**Stored data:**

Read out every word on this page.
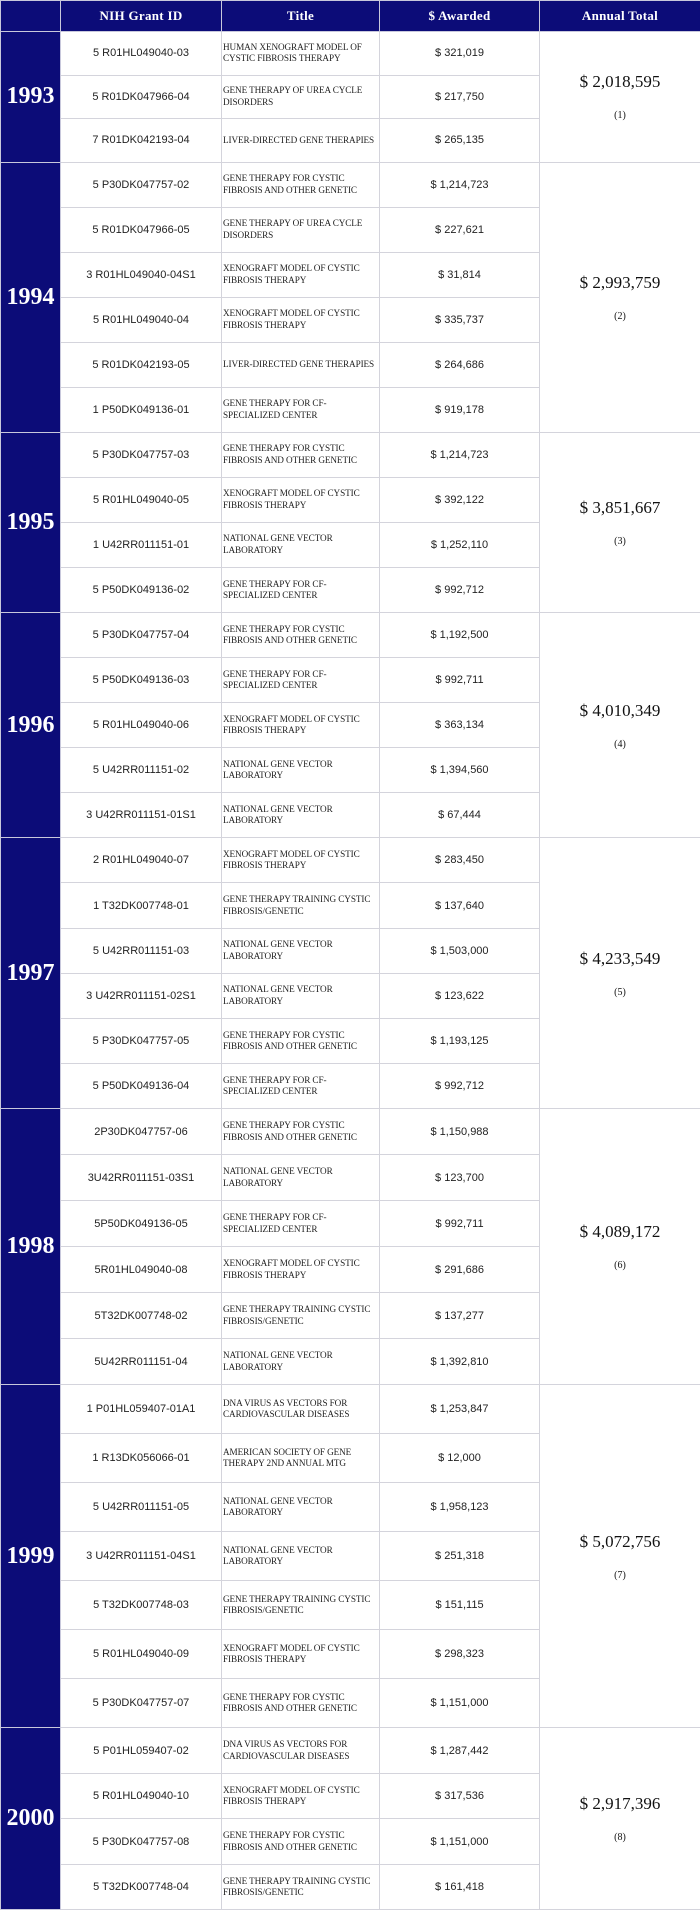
	NIH Grant ID	Title	$ Awarded	Annual Total
1993	5 R01HL049040-03	HUMAN XENOGRAFT MODEL OF CYSTIC FIBROSIS THERAPY	$ 321,019	$ 2,018,595
(1)

	5 R01DK047966-04	GENE THERAPY OF UREA CYCLE DISORDERS	$ 217,750	
	7 R01DK042193-04	LIVER-DIRECTED GENE THERAPIES	$ 265,135	
1994	5 P30DK047757-02	GENE THERAPY FOR CYSTIC FIBROSIS AND OTHER GENETIC	$ 1,214,723	$ 2,993,759
(2)

	5 R01DK047966-05	GENE THERAPY OF UREA CYCLE DISORDERS	$ 227,621	
	3 R01HL049040-04S1	XENOGRAFT MODEL OF CYSTIC FIBROSIS THERAPY	$ 31,814	
	5 R01HL049040-04	XENOGRAFT MODEL OF CYSTIC FIBROSIS THERAPY	$ 335,737	
	5 R01DK042193-05	LIVER-DIRECTED GENE THERAPIES	$ 264,686	
	1 P50DK049136-01	GENE THERAPY FOR CF-SPECIALIZED CENTER	$ 919,178	
1995	5 P30DK047757-03	GENE THERAPY FOR CYSTIC FIBROSIS AND OTHER GENETIC	$ 1,214,723	$ 3,851,667
(3)

	5 R01HL049040-05	XENOGRAFT MODEL OF CYSTIC FIBROSIS THERAPY	$ 392,122	
	1 U42RR011151-01	NATIONAL GENE VECTOR LABORATORY	$ 1,252,110	
	5 P50DK049136-02	GENE THERAPY FOR CF-SPECIALIZED CENTER	$ 992,712	
1996	5 P30DK047757-04	GENE THERAPY FOR CYSTIC FIBROSIS AND OTHER GENETIC	$ 1,192,500	$ 4,010,349
(4)

	5 P50DK049136-03	GENE THERAPY FOR CF-SPECIALIZED CENTER	$ 992,711	
	5 R01HL049040-06	XENOGRAFT MODEL OF CYSTIC FIBROSIS THERAPY	$ 363,134	
	5 U42RR011151-02	NATIONAL GENE VECTOR LABORATORY	$ 1,394,560	
	3 U42RR011151-01S1	NATIONAL GENE VECTOR LABORATORY	$ 67,444	
1997	2 R01HL049040-07	XENOGRAFT MODEL OF CYSTIC FIBROSIS THERAPY	$ 283,450	$ 4,233,549
(5)

	1 T32DK007748-01	GENE THERAPY TRAINING CYSTIC FIBROSIS/GENETIC	$ 137,640	
	5 U42RR011151-03	NATIONAL GENE VECTOR LABORATORY	$ 1,503,000	
	3 U42RR011151-02S1	NATIONAL GENE VECTOR LABORATORY	$ 123,622	
	5 P30DK047757-05	GENE THERAPY FOR CYSTIC FIBROSIS AND OTHER GENETIC	$ 1,193,125	
	5 P50DK049136-04	GENE THERAPY FOR CF-SPECIALIZED CENTER	$ 992,712	
1998	2P30DK047757-06	GENE THERAPY FOR CYSTIC FIBROSIS AND OTHER GENETIC	$ 1,150,988	$ 4,089,172
(6)

	3U42RR011151-03S1	NATIONAL GENE VECTOR LABORATORY	$ 123,700	
	5P50DK049136-05	GENE THERAPY FOR CF-SPECIALIZED CENTER	$ 992,711	
	5R01HL049040-08	XENOGRAFT MODEL OF CYSTIC FIBROSIS THERAPY	$ 291,686	
	5T32DK007748-02	GENE THERAPY TRAINING CYSTIC FIBROSIS/GENETIC	$ 137,277	
	5U42RR011151-04	NATIONAL GENE VECTOR LABORATORY	$ 1,392,810	
1999	1 P01HL059407-01A1	DNA VIRUS AS VECTORS FOR CARDIOVASCULAR DISEASES	$ 1,253,847	$ 5,072,756
(7)

	1 R13DK056066-01	AMERICAN SOCIETY OF GENE THERAPY 2ND ANNUAL MTG	$ 12,000	
	5 U42RR011151-05	NATIONAL GENE VECTOR LABORATORY	$ 1,958,123	
	3 U42RR011151-04S1	NATIONAL GENE VECTOR LABORATORY	$ 251,318	
	5 T32DK007748-03	GENE THERAPY TRAINING CYSTIC FIBROSIS/GENETIC	$ 151,115	
	5 R01HL049040-09	XENOGRAFT MODEL OF CYSTIC FIBROSIS THERAPY	$ 298,323	
	5 P30DK047757-07	GENE THERAPY FOR CYSTIC FIBROSIS AND OTHER GENETIC	$ 1,151,000	
2000	5 P01HL059407-02	DNA VIRUS AS VECTORS FOR CARDIOVASCULAR DISEASES	$ 1,287,442	$ 2,917,396
(8)

	5 R01HL049040-10	XENOGRAFT MODEL OF CYSTIC FIBROSIS THERAPY	$ 317,536	
	5 P30DK047757-08	GENE THERAPY FOR CYSTIC FIBROSIS AND OTHER GENETIC	$ 1,151,000	
	5 T32DK007748-04	GENE THERAPY TRAINING CYSTIC FIBROSIS/GENETIC	$ 161,418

**Prompt:** Print each line above exactly as it appears, excluding all images.

**Response below:**
Read out every word on this page.
	NIH Grant ID	Title	$ Awarded	Annual Total
1993	5 R01HL049040-03	HUMAN XENOGRAFT MODEL OF CYSTIC FIBROSIS THERAPY	$ 321,019	$ 2,018,595
(1)

	5 R01DK047966-04	GENE THERAPY OF UREA CYCLE DISORDERS	$ 217,750	
	7 R01DK042193-04	LIVER-DIRECTED GENE THERAPIES	$ 265,135	
1994	5 P30DK047757-02	GENE THERAPY FOR CYSTIC FIBROSIS AND OTHER GENETIC	$ 1,214,723	$ 2,993,759
(2)

	5 R01DK047966-05	GENE THERAPY OF UREA CYCLE DISORDERS	$ 227,621	
	3 R01HL049040-04S1	XENOGRAFT MODEL OF CYSTIC FIBROSIS THERAPY	$ 31,814	
	5 R01HL049040-04	XENOGRAFT MODEL OF CYSTIC FIBROSIS THERAPY	$ 335,737	
	5 R01DK042193-05	LIVER-DIRECTED GENE THERAPIES	$ 264,686	
	1 P50DK049136-01	GENE THERAPY FOR CF-SPECIALIZED CENTER	$ 919,178	
1995	5 P30DK047757-03	GENE THERAPY FOR CYSTIC FIBROSIS AND OTHER GENETIC	$ 1,214,723	$ 3,851,667
(3)

	5 R01HL049040-05	XENOGRAFT MODEL OF CYSTIC FIBROSIS THERAPY	$ 392,122	
	1 U42RR011151-01	NATIONAL GENE VECTOR LABORATORY	$ 1,252,110	
	5 P50DK049136-02	GENE THERAPY FOR CF-SPECIALIZED CENTER	$ 992,712	
1996	5 P30DK047757-04	GENE THERAPY FOR CYSTIC FIBROSIS AND OTHER GENETIC	$ 1,192,500	$ 4,010,349
(4)

	5 P50DK049136-03	GENE THERAPY FOR CF-SPECIALIZED CENTER	$ 992,711	
	5 R01HL049040-06	XENOGRAFT MODEL OF CYSTIC FIBROSIS THERAPY	$ 363,134	
	5 U42RR011151-02	NATIONAL GENE VECTOR LABORATORY	$ 1,394,560	
	3 U42RR011151-01S1	NATIONAL GENE VECTOR LABORATORY	$ 67,444	
1997	2 R01HL049040-07	XENOGRAFT MODEL OF CYSTIC FIBROSIS THERAPY	$ 283,450	$ 4,233,549
(5)

	1 T32DK007748-01	GENE THERAPY TRAINING CYSTIC FIBROSIS/GENETIC	$ 137,640	
	5 U42RR011151-03	NATIONAL GENE VECTOR LABORATORY	$ 1,503,000	
	3 U42RR011151-02S1	NATIONAL GENE VECTOR LABORATORY	$ 123,622	
	5 P30DK047757-05	GENE THERAPY FOR CYSTIC FIBROSIS AND OTHER GENETIC	$ 1,193,125	
	5 P50DK049136-04	GENE THERAPY FOR CF-SPECIALIZED CENTER	$ 992,712	
1998	2P30DK047757-06	GENE THERAPY FOR CYSTIC FIBROSIS AND OTHER GENETIC	$ 1,150,988	$ 4,089,172
(6)

	3U42RR011151-03S1	NATIONAL GENE VECTOR LABORATORY	$ 123,700	
	5P50DK049136-05	GENE THERAPY FOR CF-SPECIALIZED CENTER	$ 992,711	
	5R01HL049040-08	XENOGRAFT MODEL OF CYSTIC FIBROSIS THERAPY	$ 291,686	
	5T32DK007748-02	GENE THERAPY TRAINING CYSTIC FIBROSIS/GENETIC	$ 137,277	
	5U42RR011151-04	NATIONAL GENE VECTOR LABORATORY	$ 1,392,810	
1999	1 P01HL059407-01A1	DNA VIRUS AS VECTORS FOR CARDIOVASCULAR DISEASES	$ 1,253,847	$ 5,072,756
(7)

	1 R13DK056066-01	AMERICAN SOCIETY OF GENE THERAPY 2ND ANNUAL MTG	$ 12,000	
	5 U42RR011151-05	NATIONAL GENE VECTOR LABORATORY	$ 1,958,123	
	3 U42RR011151-04S1	NATIONAL GENE VECTOR LABORATORY	$ 251,318	
	5 T32DK007748-03	GENE THERAPY TRAINING CYSTIC FIBROSIS/GENETIC	$ 151,115	
	5 R01HL049040-09	XENOGRAFT MODEL OF CYSTIC FIBROSIS THERAPY	$ 298,323	
	5 P30DK047757-07	GENE THERAPY FOR CYSTIC FIBROSIS AND OTHER GENETIC	$ 1,151,000	
2000	5 P01HL059407-02	DNA VIRUS AS VECTORS FOR CARDIOVASCULAR DISEASES	$ 1,287,442	$ 2,917,396
(8)

	5 R01HL049040-10	XENOGRAFT MODEL OF CYSTIC FIBROSIS THERAPY	$ 317,536	
	5 P30DK047757-08	GENE THERAPY FOR CYSTIC FIBROSIS AND OTHER GENETIC	$ 1,151,000	
	5 T32DK007748-04	GENE THERAPY TRAINING CYSTIC FIBROSIS/GENETIC	$ 161,418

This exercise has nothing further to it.